**Instruction:**
Of all the lines in these entries, how many contain the string "nnce"? Give only that count.

### Records provided

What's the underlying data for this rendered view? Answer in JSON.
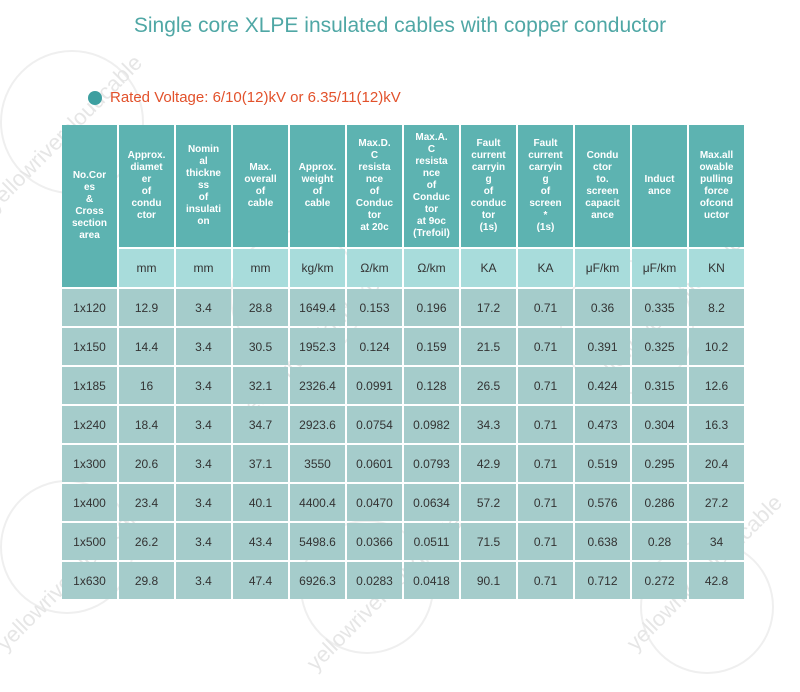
{
  "title": "Single core XLPE insulated cables with copper conductor",
  "rated_voltage": "Rated Voltage: 6/10(12)kV or 6.35/11(12)kV",
  "watermark": "yellowrivercloudcable",
  "colors": {
    "title": "#4fa7a5",
    "voltage": "#e2512b",
    "header_bg": "#5db3b1",
    "unit_bg": "#a8dcdb",
    "cell_bg": "#a5cccb",
    "bullet": "#3d9fa0"
  },
  "headers": [
    "No.Cores & Cross section area",
    "Approx. diameter of conductor",
    "Nominal thickness of insulation",
    "Max. overall of cable",
    "Approx. weight of cable",
    "Max.D.C resistance of Conductor at 20c",
    "Max.A.C resistance of Conductor at 9oc (Trefoil)",
    "Fault current carrying of conductor (1s)",
    "Fault current carrying of screen* (1s)",
    "Conductor to. screen capacitance",
    "Inductance",
    "Max.allowable pulling force ofconductor"
  ],
  "headers_display": [
    "No.Cor\nes\n&\nCross\nsection\narea",
    "Approx.\ndiamet\ner\nof\ncondu\nctor",
    "Nomin\nal\nthickne\nss\nof\ninsulati\non",
    "Max.\noverall\nof\ncable",
    "Approx.\nweight\nof\ncable",
    "Max.D.\nC\nresista\nnce\nof\nConduc\ntor\nat 20c",
    "Max.A.\nC\nresista\nnce\nof\nConduc\ntor\nat 9oc\n(Trefoil)",
    "Fault\ncurrent\ncarryin\ng\nof\nconduc\ntor\n(1s)",
    "Fault\ncurrent\ncarryin\ng\nof\nscreen\n*\n(1s)",
    "Condu\nctor\nto.\nscreen\ncapacit\nance",
    "Induct\nance",
    "Max.all\nowable\npulling\nforce\nofcond\nuctor"
  ],
  "units": [
    "mm",
    "mm",
    "mm",
    "kg/km",
    "Ω/km",
    "Ω/km",
    "KA",
    "KA",
    "μF/km",
    "μF/km",
    "KN"
  ],
  "rows": [
    [
      "1x120",
      "12.9",
      "3.4",
      "28.8",
      "1649.4",
      "0.153",
      "0.196",
      "17.2",
      "0.71",
      "0.36",
      "0.335",
      "8.2"
    ],
    [
      "1x150",
      "14.4",
      "3.4",
      "30.5",
      "1952.3",
      "0.124",
      "0.159",
      "21.5",
      "0.71",
      "0.391",
      "0.325",
      "10.2"
    ],
    [
      "1x185",
      "16",
      "3.4",
      "32.1",
      "2326.4",
      "0.0991",
      "0.128",
      "26.5",
      "0.71",
      "0.424",
      "0.315",
      "12.6"
    ],
    [
      "1x240",
      "18.4",
      "3.4",
      "34.7",
      "2923.6",
      "0.0754",
      "0.0982",
      "34.3",
      "0.71",
      "0.473",
      "0.304",
      "16.3"
    ],
    [
      "1x300",
      "20.6",
      "3.4",
      "37.1",
      "3550",
      "0.0601",
      "0.0793",
      "42.9",
      "0.71",
      "0.519",
      "0.295",
      "20.4"
    ],
    [
      "1x400",
      "23.4",
      "3.4",
      "40.1",
      "4400.4",
      "0.0470",
      "0.0634",
      "57.2",
      "0.71",
      "0.576",
      "0.286",
      "27.2"
    ],
    [
      "1x500",
      "26.2",
      "3.4",
      "43.4",
      "5498.6",
      "0.0366",
      "0.0511",
      "71.5",
      "0.71",
      "0.638",
      "0.28",
      "34"
    ],
    [
      "1x630",
      "29.8",
      "3.4",
      "47.4",
      "6926.3",
      "0.0283",
      "0.0418",
      "90.1",
      "0.71",
      "0.712",
      "0.272",
      "42.8"
    ]
  ]
}
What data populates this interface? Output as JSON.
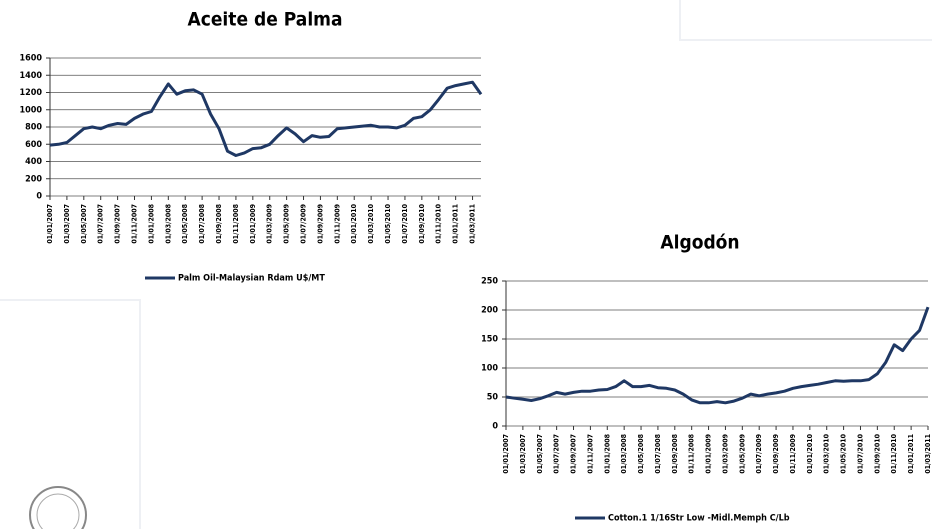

######

**Result for this exercise:**
2